§ Selected text:
Real estate agent Teresa Rose, loan broker Mary Armstrong, and Armstrong’s assistant, William Fountain, were charged with conspiracy to commit wire fraud and to launder money. Armstrong also was charged with wire fraud and money laundering.

A fourth defendant, 31-year-old Justin Mensen, pleaded guilty in April to participating in the alleged conspiracy.

According to the May 10 indictment, the defendants carried out their scheme by recruiting “investors” through newspaper and online advertisements and encouraging them to buy homes in Ramona and elsewhere.

The advertisements offered investors who had good credit the chance to buy property with no money down, and the defendants falsely claimed they would make the mortgage payments on the investor’s behalf using rental income they generated by renting and managing the properties, according to the indictment.

In reality, the so-called investors were nothing more than straw buyers who were promised $10,000 for each property purchased as part of the scheme, the indictment stated.

Prosecutors allege the defendants were able to secure mortgages for the properties by falsifying loan applications for the straw buyers.

Among other things, the loan applications falsely claimed exorbitant income from fake employers and used sham companies to verify the borrowers’ fabricated employment and rental histories, according to the indictment.

The defendants used the loan applications to obtain mortgages with 100 percent financing, thus avoiding having to make any down payments, the indictment stated.

Prosecutors contend the bulk of the profits the defendants made from the scheme resulted from their convincing sellers to inflate the purchase price of the properties by approximately $100,000, which was allegedly to be used for construction to improve the properties.

§ Data extract:
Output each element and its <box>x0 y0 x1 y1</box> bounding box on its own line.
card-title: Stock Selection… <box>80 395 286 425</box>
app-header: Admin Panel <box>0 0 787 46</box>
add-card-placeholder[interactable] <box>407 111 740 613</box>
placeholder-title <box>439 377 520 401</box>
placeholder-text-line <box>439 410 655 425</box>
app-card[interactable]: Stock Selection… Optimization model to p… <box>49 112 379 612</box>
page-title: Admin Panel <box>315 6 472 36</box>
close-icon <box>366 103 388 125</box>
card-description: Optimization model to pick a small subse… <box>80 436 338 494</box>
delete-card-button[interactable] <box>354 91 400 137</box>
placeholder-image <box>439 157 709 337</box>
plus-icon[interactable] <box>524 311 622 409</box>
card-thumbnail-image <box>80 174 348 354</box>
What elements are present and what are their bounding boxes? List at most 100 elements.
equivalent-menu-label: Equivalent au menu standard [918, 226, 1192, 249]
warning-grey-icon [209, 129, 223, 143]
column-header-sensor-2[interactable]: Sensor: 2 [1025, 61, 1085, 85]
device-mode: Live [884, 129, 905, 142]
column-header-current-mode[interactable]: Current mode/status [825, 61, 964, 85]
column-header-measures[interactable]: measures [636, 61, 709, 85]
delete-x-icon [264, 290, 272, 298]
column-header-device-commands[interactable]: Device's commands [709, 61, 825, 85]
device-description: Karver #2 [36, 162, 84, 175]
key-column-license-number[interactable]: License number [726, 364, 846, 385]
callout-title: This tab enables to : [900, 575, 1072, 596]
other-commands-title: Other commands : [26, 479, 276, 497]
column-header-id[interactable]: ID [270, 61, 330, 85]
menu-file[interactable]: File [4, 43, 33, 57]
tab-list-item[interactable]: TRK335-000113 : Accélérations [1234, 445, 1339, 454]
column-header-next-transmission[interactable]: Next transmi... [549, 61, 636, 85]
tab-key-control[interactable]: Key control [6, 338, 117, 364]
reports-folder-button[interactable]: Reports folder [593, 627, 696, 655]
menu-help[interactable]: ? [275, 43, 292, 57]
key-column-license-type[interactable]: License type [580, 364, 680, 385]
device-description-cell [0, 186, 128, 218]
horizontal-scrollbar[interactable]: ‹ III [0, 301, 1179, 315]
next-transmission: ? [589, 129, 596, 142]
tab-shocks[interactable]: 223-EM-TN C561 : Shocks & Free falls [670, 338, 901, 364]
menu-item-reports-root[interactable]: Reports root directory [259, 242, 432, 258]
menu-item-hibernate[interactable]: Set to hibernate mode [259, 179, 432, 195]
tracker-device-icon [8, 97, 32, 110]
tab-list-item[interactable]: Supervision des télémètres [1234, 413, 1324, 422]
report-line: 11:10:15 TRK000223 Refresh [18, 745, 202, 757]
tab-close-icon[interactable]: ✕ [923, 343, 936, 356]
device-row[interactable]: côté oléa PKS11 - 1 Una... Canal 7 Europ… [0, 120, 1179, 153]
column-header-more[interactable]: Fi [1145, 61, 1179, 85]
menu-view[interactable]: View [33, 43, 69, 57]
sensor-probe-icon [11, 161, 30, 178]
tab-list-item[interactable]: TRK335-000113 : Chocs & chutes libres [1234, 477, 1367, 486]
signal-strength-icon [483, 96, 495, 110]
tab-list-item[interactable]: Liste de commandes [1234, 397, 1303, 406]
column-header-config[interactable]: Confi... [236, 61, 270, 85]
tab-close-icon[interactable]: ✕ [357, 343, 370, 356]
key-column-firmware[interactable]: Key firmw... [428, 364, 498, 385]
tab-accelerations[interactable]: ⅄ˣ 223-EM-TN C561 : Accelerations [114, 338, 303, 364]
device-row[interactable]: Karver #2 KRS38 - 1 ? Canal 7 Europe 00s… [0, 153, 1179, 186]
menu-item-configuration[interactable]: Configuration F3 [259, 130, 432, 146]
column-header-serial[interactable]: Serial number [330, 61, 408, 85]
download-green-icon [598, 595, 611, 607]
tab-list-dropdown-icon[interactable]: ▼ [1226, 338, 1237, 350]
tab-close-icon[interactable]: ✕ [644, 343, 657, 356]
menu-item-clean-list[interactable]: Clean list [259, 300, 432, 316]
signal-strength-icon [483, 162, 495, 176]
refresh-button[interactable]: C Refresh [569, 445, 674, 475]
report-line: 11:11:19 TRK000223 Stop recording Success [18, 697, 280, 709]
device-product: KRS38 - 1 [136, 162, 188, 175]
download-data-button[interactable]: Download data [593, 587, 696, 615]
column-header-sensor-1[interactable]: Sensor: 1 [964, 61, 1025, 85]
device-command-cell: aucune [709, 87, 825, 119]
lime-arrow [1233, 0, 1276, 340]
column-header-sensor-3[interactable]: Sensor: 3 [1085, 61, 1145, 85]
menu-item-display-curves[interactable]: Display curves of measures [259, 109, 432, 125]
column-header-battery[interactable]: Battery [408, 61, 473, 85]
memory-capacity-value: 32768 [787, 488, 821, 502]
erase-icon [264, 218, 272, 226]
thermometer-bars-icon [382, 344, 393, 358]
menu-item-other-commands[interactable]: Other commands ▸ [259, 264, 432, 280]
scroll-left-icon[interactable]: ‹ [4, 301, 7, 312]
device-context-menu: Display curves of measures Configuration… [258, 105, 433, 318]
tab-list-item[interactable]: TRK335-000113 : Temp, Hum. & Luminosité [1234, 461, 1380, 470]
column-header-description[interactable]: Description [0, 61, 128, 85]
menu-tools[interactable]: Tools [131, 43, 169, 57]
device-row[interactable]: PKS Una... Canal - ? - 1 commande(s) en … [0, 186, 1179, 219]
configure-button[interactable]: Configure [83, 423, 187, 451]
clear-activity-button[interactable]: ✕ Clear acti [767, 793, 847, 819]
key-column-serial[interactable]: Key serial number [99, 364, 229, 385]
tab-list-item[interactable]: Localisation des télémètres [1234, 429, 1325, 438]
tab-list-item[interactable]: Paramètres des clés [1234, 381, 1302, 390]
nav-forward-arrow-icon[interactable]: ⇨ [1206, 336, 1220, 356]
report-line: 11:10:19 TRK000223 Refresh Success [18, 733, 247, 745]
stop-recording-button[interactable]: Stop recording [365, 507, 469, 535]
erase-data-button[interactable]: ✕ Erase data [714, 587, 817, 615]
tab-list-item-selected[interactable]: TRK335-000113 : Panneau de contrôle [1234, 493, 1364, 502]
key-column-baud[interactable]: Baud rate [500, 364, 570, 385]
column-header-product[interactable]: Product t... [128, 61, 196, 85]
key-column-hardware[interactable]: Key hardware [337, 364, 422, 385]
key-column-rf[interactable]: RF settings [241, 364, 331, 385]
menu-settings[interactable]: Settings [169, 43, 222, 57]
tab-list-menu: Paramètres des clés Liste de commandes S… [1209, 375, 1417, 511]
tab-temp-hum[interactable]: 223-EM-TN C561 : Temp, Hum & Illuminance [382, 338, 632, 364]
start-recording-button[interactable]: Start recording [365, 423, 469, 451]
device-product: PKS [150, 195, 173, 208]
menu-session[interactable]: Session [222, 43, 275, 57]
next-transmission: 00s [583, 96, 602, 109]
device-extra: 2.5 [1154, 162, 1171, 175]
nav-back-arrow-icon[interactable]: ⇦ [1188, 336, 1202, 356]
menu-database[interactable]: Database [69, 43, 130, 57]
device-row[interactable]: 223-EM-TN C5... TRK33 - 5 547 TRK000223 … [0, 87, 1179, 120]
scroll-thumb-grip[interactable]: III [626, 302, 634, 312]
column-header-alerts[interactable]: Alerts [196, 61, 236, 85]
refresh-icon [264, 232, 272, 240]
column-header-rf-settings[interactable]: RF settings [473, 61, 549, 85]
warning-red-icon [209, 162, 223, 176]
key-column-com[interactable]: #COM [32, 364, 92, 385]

§ Things to do:
1. In the mortgage fraud article, how much money were the straw buyers promised for each property they purchased?
2. Write the next part of the mortgage fraud article, picking up right after its final sentence.

§ Expected responses:
1. $10,000 per property.

2.
In fact, no construction work was ever performed and the funds were diverted to bank accounts controlled by the defendants, according to the indictment.

The defendants pocketed the money, made few if any mortgage payments, and allowed nearly all of the properties to fall into foreclosure, the indictment stated.

Rose, Armstrong and Fountain purchased at least 16 properties in Ramona, El Cajon and Washington state as part of the scheme, prosecutors allege.

They secured more than $11 million in mortgage loans, skimmed more than $1.5 million in sham construction kickbacks and raked in hundreds of thousands of dollars in additional proceeds through commissions and fees listed as part of the closing costs for each transaction, according to the indictment.

As a result of the foreclosures and defaults caused by the defendants’ failure to make the mortgage payments they promised, the defrauded mortgage lenders suffered losses of approximately $5 million, the indictment stated.

Rose, 57, pleaded guilty May 30 to participating in the conspiracy, admitting that she represented both the buyers and the sellers in each Ramona sale and arranged for inflated sales prices of the Ramona properties.

Fountain, 56, was arrested May 25 and has pleaded not guilty to the charges. Armstrong, 51, was arrested Thursday in Las Vegas.